___ TEXT EXTRACT
Analyzed from this perspective, science suggests that homosexuality may in fact be ‘natural’. As mentioned before, recent studies have shown that external factors such as parent’s sexual orientation and abuse/molestation as a young child do not have a significant affect on a person’s sexuality, strongly suggesting that the cause of sexuality is internal. This is supported by the fact that homosexuality is prevalent not only in humans but throughout the animal kingdom (Boswell 12, 15-16). Certainly animals don’t choose to be gay because they hate their fathers or because they want to rebel. This information is strong evidence that homosexuality is by all means natural.

‘Natural’ could also be taken to mean ‘in God’s will’ or ‘part of God’s plan’. There is doubtlessly something very beautiful about the act of love between a man and a woman—the way the two fit together so flawlessly—and it certainly seems that God intended man to love woman and woman to love man. But who can say for certain what God’s intentions are? Who can say why He has a man love another man; why He lets two people of opposite, perhaps even warring cultures fall in love; why He blesses a couple with marriage but denies a woman the ability to bear a child?
______
#### GIVEN EXERCISE 1
According to the passage on homosexuality, why do recent studies strongly suggest that the cause of sexuality is internal?
___ RECORDS PROVIDED
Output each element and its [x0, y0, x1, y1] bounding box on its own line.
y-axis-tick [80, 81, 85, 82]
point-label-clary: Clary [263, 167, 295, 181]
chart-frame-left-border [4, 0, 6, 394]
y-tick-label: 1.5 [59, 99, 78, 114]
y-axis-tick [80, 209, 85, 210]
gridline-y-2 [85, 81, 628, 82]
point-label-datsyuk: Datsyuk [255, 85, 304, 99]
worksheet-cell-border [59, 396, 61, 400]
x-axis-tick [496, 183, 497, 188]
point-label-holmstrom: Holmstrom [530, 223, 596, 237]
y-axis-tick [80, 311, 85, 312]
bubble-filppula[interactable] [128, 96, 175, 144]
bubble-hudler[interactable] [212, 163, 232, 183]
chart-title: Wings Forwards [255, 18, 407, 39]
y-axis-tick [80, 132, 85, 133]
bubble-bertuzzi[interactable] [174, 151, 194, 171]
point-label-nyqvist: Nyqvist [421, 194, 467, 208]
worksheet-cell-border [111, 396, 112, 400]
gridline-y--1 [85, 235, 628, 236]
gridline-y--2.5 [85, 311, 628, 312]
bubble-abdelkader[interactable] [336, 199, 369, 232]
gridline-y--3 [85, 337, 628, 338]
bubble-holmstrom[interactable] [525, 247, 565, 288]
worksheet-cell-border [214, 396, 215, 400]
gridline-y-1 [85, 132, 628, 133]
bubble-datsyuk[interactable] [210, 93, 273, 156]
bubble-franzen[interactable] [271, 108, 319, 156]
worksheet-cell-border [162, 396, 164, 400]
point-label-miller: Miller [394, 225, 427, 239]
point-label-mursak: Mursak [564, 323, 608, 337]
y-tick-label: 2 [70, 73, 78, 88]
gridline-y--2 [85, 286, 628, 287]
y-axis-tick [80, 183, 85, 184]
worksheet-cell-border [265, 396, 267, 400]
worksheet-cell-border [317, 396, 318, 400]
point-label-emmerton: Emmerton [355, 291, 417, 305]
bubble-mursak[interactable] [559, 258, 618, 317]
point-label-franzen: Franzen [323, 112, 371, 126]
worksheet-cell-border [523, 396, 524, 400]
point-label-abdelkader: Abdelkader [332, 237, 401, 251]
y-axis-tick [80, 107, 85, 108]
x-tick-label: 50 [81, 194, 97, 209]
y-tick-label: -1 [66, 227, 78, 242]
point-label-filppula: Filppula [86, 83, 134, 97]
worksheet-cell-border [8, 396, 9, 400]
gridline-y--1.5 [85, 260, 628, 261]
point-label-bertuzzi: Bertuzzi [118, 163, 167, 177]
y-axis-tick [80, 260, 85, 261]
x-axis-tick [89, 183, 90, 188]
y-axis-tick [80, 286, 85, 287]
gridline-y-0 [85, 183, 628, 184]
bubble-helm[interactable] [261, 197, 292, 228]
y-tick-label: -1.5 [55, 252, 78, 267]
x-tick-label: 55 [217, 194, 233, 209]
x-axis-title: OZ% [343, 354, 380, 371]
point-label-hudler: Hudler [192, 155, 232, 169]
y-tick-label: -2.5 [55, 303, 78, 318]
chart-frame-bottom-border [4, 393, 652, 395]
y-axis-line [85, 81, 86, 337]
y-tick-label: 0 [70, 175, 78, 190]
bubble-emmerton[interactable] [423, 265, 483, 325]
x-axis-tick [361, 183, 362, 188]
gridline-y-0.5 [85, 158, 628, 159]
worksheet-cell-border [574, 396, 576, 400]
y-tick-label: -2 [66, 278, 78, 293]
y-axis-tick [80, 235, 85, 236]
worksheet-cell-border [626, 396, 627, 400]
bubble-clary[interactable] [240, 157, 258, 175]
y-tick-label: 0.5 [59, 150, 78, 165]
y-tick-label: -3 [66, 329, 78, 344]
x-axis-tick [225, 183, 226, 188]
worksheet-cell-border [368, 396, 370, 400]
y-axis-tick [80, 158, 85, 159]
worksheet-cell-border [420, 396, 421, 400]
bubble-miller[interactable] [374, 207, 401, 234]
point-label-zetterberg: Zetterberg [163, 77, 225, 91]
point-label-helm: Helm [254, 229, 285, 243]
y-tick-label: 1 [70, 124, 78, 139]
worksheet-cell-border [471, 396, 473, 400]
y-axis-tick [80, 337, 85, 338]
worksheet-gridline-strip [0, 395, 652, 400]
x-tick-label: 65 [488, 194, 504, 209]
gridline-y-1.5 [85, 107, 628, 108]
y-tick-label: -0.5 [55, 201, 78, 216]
______
#### GIVEN EXERCISE 2
Which lines in the records contain the string "hudler"? Locate each one and copy it in full.

#### CORRECT RESPONSE 1
The studies show that external factors, such as a parent's sexual orientation or abuse or molestation in early childhood, do not have a significant effect on a person's sexuality. Because these outside influences do not matter much, the cause points inward.

#### CORRECT RESPONSE 2
bubble-hudler[interactable] [212, 163, 232, 183]
point-label-hudler: Hudler [192, 155, 232, 169]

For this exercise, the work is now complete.